__Job__. Write out the records word for word, with no pictures.

Stored entries:

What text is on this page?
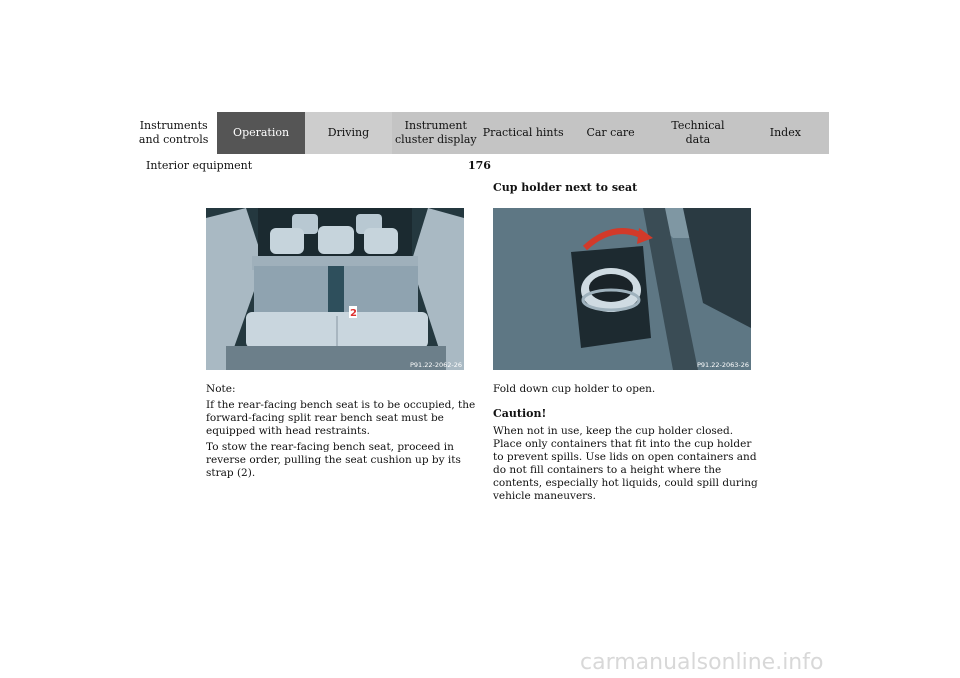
Instruments
and controls
Operation	Driving
Instrument
cluster display
Practical hints	Car care
Technical
data
Index
Interior equipment	176
2
P91.22-2062-26	P91.22-2063-26
Cup holder next to seat

Note:

If the rear-facing bench seat is to be occupied, the forward-facing split rear bench seat must be equipped with head restraints.

To stow the rear-facing bench seat, proceed in reverse order, pulling the seat cushion up by its strap (2).

Fold down cup holder to open.

Caution!

When not in use, keep the cup holder closed. Place only containers that fit into the cup holder to prevent spills. Use lids on open containers and do not fill containers to a height where the contents, especially hot liquids, could spill during vehicle maneuvers.

carmanualsonline.info
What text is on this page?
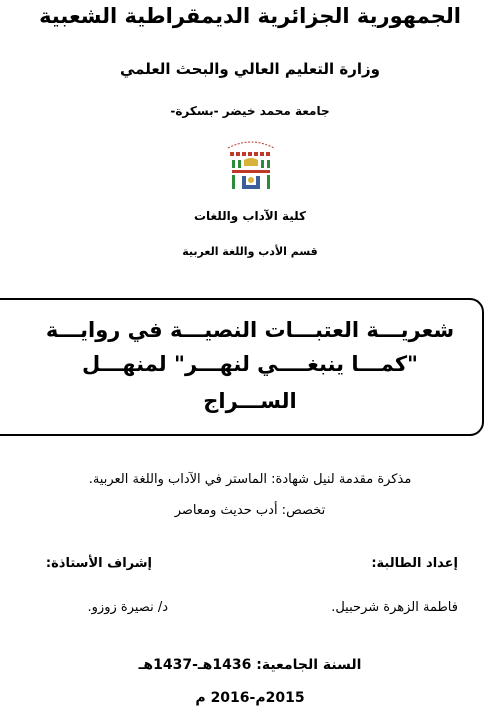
الجمهورية الجزائرية الديمقراطية الشعبية
وزارة التعليم العالي والبحث العلمي
جامعة محمد خيضر -بسكرة-
كلية الآداب واللغات
قسم الأدب واللغة العربية
شعريـــة العتبـــات النصيـــة في روايـــة
"كمـــا ينبغــــي لنهـــر" لمنهـــل
الســـراج
مذكرة مقدمة لنيل شهادة: الماستر في الآداب واللغة العربية.
تخصص: أدب حديث ومعاصر
إعداد الطالبة:
إشراف الأستاذة:
فاطمة الزهرة شرحبيل.
د/ نصيرة زوزو.
السنة الجامعية: 1436هـ-1437هـ
2015م-2016 م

__Result for this exercise__.
What text is on this page?
Instruments
and controls
Operation	Driving
Instrument
cluster display
Practical hints	Car care
Technical
data
Index
Interior equipment	176
2
P91.22-2062-26	P91.22-2063-26
Cup holder next to seat

Note:

If the rear-facing bench seat is to be occupied, the forward-facing split rear bench seat must be equipped with head restraints.

To stow the rear-facing bench seat, proceed in reverse order, pulling the seat cushion up by its strap (2).

Fold down cup holder to open.

Caution!

When not in use, keep the cup holder closed. Place only containers that fit into the cup holder to prevent spills. Use lids on open containers and do not fill containers to a height where the contents, especially hot liquids, could spill during vehicle maneuvers.

carmanualsonline.info
What text is on this page?
الجمهورية الجزائرية الديمقراطية الشعبية
وزارة التعليم العالي والبحث العلمي
جامعة محمد خيضر -بسكرة-
كلية الآداب واللغات
قسم الأدب واللغة العربية
شعريـــة العتبـــات النصيـــة في روايـــة
"كمـــا ينبغــــي لنهـــر" لمنهـــل
الســـراج
مذكرة مقدمة لنيل شهادة: الماستر في الآداب واللغة العربية.
تخصص: أدب حديث ومعاصر
إعداد الطالبة:
إشراف الأستاذة:
فاطمة الزهرة شرحبيل.
د/ نصيرة زوزو.
السنة الجامعية: 1436هـ-1437هـ
2015م-2016 م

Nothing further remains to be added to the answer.